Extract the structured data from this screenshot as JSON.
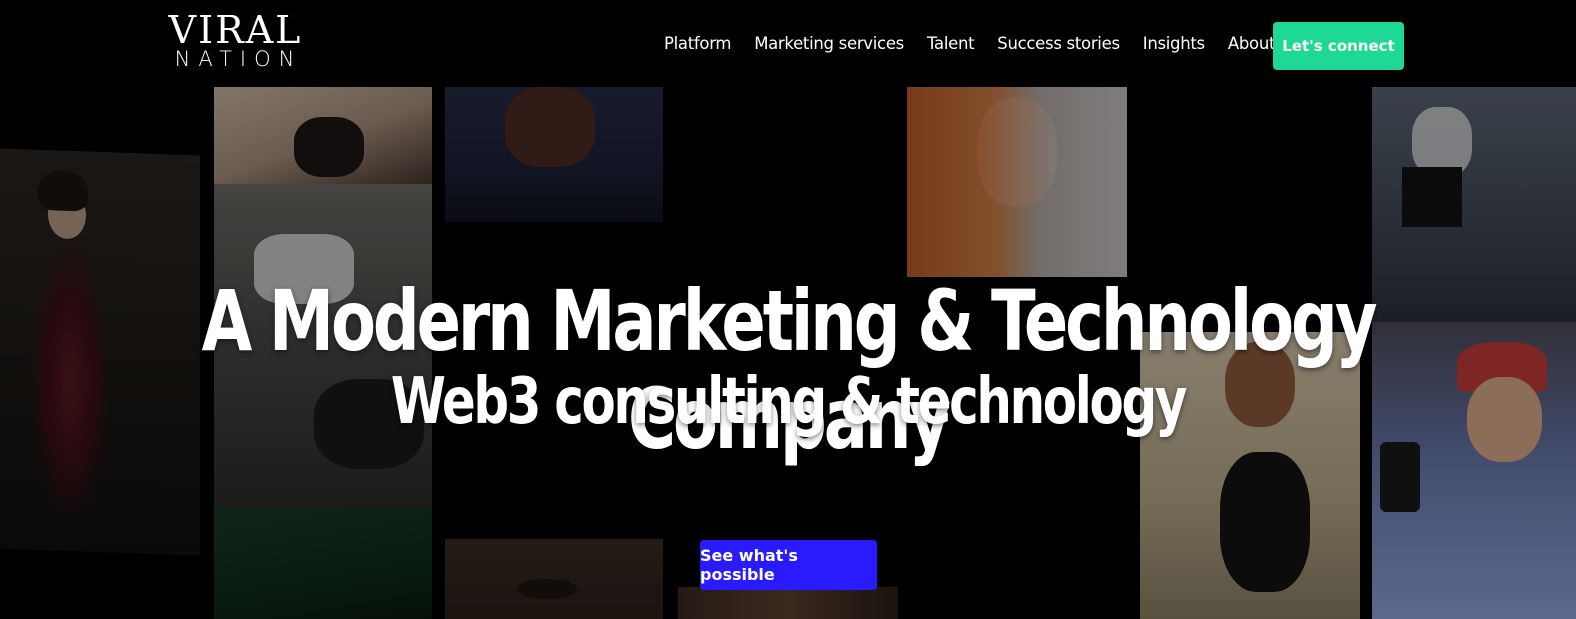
{
  "header": {
    "logo_line1": "VIRAL",
    "logo_line2": "NATION",
    "nav": [
      "Platform",
      "Marketing services",
      "Talent",
      "Success stories",
      "Insights",
      "About"
    ],
    "cta_label": "Let's connect"
  },
  "hero": {
    "title": "A Modern Marketing & Technology Company",
    "subtitle": "Web3 consulting & technology",
    "button_label": "See what's possible"
  },
  "colors": {
    "background": "#000000",
    "cta_green": "#1ed996",
    "hero_button_blue": "#2a1bff",
    "text": "#ffffff"
  }
}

• TASK TO COMPLETE: Apart from the pictures, which are to be omitted, every record must be transcribed exactly.

• REPLY TO THE EXERCISE:
Extract the structured data from this screenshot as JSON.
{
  "header": {
    "logo_line1": "VIRAL",
    "logo_line2": "NATION",
    "nav": [
      "Platform",
      "Marketing services",
      "Talent",
      "Success stories",
      "Insights",
      "About"
    ],
    "cta_label": "Let's connect"
  },
  "hero": {
    "title": "A Modern Marketing & Technology Company",
    "subtitle": "Web3 consulting & technology",
    "button_label": "See what's possible"
  },
  "colors": {
    "background": "#000000",
    "cta_green": "#1ed996",
    "hero_button_blue": "#2a1bff",
    "text": "#ffffff"
  }
}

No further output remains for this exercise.